Favelado do horário nobre, MC Cabelinho alerta sobre coronavírus nos morros
Sempre sobra pra gente.
Fora da comunidade onde nasceu e cresceu por uma questão logística, MC Cabelinho ainda fala em primeira pessoa ao comentar a situação da favela em meio à pandemia do coronavírus. "Converso com os meus amigos lá do morro todos os dias sobre isso. Meu DJ mora lá ainda. Eles falam que todo mundo está se cuidando. Mas a verdade é que a gente tenta, né, cara."
Cria do complexo Pavão-Pavãozinho e Cantagalo (PPG), no Rio de Janeiro, o MC ganhou ainda mais destaque com seu primeiro papel na TV, o traficante Farula na novela "Amor de Mãe", que também teve de ser paralisada por causa da epidemia. Um problema pequeno perto da falta de estrutura que amigos e familiares estão enfrentando neste momento.
Enquanto conversa com a reportagem do UOL para divulgar seu novo trabalho, a romântica música "Química", o cantor que se autointitula o "favelado em horário nobre" chama a atenção para a realidade que não se resolve com água e sabão, muito menos álcool-gel.

Dados registrados:
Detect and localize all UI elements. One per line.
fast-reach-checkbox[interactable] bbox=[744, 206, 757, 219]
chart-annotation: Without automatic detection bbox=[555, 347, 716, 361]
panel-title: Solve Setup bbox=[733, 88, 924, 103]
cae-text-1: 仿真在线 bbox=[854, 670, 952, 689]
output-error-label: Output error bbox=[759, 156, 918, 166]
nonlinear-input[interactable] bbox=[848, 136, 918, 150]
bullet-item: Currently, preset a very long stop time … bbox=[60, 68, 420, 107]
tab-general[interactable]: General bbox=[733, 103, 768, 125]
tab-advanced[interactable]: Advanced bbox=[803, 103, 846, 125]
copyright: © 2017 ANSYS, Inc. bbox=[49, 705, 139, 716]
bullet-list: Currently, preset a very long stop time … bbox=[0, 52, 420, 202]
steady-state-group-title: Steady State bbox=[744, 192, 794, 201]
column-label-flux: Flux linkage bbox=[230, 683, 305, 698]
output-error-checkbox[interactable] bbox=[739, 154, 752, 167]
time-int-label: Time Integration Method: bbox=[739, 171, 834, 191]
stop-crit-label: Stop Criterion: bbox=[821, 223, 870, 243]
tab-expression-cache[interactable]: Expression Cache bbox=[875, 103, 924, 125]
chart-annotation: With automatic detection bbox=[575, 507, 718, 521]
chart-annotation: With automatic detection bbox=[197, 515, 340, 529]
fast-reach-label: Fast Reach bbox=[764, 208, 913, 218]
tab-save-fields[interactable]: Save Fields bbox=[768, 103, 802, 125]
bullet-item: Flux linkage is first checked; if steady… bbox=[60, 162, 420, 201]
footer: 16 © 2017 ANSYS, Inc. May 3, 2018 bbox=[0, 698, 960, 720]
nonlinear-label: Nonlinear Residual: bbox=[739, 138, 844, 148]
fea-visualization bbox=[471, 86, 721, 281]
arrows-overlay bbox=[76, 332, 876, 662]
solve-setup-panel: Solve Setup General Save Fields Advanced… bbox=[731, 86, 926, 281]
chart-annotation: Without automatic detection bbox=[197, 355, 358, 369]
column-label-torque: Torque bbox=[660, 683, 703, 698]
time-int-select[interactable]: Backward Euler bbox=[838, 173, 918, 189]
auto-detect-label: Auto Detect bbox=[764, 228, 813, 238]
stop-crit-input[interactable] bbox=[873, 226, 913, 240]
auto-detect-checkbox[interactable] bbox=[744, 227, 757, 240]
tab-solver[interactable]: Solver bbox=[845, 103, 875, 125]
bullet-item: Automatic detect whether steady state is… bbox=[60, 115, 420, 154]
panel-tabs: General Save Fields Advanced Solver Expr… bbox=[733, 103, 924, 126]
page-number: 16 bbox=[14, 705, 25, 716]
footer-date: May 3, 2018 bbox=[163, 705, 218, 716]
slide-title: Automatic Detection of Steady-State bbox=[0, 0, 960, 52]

O que produzir:
Verta para o inglês esta frase do texto sobre MC Cabelinho: "Converso com os meus amigos lá do morro todos os dias sobre isso." Não é preciso consultar a listagem.

Caixa de resposta:
I talk with my friends up on the hill about it every day.